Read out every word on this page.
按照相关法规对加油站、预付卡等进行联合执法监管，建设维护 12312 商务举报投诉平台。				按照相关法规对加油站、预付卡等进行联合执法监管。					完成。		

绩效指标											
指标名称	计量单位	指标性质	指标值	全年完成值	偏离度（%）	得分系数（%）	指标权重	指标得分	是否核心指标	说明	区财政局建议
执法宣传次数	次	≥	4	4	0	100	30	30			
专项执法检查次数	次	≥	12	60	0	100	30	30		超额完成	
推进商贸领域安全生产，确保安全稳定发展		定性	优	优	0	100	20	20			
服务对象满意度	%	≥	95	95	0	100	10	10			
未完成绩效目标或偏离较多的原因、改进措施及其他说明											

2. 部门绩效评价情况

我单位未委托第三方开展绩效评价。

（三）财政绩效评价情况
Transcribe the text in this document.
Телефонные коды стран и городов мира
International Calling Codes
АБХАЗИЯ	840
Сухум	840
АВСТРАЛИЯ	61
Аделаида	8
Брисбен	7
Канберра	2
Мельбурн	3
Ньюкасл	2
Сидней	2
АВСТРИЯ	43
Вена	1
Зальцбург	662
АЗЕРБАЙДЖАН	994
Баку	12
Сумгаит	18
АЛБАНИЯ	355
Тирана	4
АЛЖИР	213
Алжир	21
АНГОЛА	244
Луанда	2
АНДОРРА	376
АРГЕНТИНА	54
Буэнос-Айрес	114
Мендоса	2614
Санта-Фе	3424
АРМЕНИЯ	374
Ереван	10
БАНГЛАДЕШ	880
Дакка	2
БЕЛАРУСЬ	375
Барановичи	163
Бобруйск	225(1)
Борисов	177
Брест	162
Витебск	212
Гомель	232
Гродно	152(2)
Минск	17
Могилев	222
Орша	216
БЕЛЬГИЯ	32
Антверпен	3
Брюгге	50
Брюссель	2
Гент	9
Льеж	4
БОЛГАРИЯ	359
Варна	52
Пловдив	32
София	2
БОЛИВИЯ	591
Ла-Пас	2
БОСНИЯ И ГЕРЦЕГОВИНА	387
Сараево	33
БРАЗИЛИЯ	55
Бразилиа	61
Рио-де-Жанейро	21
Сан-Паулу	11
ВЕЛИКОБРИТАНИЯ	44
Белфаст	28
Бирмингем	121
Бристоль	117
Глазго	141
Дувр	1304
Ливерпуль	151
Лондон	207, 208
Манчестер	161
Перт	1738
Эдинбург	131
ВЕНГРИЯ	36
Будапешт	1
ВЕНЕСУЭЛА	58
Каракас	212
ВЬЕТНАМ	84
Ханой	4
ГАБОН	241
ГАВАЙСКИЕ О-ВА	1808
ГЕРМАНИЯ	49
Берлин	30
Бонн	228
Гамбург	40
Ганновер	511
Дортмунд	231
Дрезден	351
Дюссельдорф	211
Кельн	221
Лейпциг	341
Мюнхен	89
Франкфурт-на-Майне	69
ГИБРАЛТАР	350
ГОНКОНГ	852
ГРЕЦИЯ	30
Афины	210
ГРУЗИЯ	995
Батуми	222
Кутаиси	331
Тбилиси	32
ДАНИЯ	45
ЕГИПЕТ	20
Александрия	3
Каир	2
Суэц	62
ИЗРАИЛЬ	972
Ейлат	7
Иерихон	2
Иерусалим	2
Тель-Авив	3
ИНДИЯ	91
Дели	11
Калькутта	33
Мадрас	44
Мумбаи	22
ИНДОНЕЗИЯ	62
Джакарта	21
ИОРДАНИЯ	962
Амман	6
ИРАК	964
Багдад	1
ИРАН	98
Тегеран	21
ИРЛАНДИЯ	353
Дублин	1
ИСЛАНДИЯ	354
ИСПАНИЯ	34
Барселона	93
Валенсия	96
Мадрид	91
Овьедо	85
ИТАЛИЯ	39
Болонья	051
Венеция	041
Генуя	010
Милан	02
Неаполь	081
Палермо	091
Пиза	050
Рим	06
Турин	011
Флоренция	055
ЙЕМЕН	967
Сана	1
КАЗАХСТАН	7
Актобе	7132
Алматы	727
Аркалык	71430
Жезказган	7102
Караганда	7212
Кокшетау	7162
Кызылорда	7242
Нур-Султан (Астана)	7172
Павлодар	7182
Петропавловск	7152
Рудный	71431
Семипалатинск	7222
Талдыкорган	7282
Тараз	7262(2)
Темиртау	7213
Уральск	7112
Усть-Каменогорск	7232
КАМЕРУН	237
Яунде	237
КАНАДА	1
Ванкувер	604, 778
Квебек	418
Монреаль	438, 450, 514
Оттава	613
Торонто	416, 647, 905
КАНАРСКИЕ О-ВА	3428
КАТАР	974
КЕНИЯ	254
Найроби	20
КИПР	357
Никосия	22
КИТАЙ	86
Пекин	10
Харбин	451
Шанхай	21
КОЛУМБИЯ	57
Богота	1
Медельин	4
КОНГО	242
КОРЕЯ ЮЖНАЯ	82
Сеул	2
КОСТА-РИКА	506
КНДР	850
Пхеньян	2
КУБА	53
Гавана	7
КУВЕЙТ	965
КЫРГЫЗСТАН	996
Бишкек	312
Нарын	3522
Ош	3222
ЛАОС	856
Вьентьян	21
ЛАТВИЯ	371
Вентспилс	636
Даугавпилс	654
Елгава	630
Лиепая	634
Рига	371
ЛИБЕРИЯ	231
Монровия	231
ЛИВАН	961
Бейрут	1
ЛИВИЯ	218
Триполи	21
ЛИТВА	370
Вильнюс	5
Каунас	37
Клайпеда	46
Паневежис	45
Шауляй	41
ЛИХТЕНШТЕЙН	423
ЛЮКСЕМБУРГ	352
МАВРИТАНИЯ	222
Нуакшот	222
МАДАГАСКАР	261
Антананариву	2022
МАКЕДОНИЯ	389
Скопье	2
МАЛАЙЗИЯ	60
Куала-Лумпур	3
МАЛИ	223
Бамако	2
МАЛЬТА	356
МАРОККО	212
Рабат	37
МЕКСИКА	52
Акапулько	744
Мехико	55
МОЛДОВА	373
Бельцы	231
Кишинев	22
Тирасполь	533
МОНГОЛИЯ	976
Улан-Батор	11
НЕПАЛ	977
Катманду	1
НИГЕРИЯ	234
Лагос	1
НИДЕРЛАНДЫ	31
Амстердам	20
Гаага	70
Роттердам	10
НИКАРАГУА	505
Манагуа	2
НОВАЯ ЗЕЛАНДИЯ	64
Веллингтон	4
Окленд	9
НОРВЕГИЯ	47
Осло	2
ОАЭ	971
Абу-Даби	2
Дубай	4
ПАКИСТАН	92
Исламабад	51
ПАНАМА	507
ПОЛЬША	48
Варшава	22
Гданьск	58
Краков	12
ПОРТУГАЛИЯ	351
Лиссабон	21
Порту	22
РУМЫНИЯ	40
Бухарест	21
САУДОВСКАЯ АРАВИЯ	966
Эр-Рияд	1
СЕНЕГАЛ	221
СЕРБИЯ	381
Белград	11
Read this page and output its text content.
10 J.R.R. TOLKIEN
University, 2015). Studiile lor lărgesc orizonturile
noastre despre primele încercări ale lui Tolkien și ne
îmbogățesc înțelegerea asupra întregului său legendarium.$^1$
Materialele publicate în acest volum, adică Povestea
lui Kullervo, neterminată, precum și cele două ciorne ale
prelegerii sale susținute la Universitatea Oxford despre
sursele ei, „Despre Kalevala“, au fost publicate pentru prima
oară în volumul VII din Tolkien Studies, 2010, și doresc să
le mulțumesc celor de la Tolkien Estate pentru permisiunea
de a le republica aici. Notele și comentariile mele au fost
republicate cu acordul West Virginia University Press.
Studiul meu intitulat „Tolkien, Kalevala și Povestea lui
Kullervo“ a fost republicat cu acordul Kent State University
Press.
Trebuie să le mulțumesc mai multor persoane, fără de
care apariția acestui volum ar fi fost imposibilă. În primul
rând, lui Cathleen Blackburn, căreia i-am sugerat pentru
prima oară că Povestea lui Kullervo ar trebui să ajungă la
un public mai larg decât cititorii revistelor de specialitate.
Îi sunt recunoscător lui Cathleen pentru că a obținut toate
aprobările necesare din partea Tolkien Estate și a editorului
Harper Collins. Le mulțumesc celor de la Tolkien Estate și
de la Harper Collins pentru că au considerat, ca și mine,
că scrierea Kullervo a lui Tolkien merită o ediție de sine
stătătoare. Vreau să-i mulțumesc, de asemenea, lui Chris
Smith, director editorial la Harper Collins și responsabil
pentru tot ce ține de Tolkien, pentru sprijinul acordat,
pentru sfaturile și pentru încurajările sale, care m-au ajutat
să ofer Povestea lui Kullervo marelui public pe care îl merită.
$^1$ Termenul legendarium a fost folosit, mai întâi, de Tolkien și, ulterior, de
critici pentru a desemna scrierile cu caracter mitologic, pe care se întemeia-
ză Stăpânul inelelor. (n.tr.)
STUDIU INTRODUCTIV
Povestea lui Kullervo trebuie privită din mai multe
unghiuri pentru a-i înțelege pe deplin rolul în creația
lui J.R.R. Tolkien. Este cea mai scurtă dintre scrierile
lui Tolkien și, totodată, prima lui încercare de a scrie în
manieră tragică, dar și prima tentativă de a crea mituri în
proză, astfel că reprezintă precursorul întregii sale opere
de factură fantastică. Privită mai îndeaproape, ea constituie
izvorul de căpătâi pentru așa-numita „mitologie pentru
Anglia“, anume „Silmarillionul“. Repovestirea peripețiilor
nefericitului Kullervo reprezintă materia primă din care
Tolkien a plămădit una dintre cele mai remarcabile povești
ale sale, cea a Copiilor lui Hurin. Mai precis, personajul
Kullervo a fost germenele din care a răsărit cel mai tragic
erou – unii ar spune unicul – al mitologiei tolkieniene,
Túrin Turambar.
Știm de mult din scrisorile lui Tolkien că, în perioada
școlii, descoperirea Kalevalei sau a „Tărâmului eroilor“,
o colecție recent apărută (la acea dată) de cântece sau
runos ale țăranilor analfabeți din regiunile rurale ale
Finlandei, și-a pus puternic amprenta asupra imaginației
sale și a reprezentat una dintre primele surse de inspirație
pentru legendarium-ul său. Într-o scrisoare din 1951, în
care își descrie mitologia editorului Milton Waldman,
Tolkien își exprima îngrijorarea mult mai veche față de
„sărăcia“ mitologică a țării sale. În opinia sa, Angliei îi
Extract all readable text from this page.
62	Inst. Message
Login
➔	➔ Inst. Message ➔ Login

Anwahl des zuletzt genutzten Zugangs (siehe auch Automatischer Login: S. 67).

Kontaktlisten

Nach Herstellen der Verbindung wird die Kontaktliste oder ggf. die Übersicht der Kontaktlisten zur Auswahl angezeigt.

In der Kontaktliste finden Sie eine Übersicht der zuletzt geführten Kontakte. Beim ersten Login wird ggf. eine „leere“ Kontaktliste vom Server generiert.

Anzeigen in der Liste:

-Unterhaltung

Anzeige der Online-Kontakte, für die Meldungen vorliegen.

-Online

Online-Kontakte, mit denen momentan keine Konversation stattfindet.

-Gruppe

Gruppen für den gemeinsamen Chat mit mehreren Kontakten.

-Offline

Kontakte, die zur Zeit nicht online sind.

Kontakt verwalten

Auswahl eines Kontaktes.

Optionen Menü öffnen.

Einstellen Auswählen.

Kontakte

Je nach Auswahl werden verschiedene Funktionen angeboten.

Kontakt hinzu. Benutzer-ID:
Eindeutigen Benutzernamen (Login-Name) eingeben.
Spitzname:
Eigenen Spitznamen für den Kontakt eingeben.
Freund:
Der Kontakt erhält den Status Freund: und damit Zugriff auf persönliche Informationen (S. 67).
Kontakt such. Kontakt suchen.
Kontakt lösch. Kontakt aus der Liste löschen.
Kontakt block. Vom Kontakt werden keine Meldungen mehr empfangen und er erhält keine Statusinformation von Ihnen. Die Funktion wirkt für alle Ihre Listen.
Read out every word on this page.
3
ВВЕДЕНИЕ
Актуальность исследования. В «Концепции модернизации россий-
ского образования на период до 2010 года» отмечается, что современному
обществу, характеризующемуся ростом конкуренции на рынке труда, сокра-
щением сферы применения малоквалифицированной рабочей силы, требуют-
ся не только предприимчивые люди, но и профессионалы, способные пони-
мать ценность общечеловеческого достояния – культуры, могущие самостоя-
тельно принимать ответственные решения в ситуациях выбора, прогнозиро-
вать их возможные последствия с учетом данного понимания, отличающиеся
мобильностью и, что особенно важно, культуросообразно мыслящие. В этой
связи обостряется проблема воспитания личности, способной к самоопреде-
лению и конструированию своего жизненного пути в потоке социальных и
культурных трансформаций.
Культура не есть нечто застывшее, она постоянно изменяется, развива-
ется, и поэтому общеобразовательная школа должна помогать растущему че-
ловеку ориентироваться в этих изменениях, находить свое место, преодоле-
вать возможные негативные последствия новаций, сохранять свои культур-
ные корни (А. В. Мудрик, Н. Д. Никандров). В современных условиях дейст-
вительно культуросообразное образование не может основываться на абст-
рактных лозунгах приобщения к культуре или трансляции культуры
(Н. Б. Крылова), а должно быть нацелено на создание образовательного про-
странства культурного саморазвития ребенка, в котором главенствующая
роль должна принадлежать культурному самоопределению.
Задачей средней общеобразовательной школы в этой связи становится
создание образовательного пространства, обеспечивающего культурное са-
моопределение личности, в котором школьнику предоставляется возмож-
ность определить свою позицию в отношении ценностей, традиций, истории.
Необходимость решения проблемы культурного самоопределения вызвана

------------------------------

*Problem statement*. Count the lines above that contain the word "Login". Give only the number.

*Result of this exercise*. 5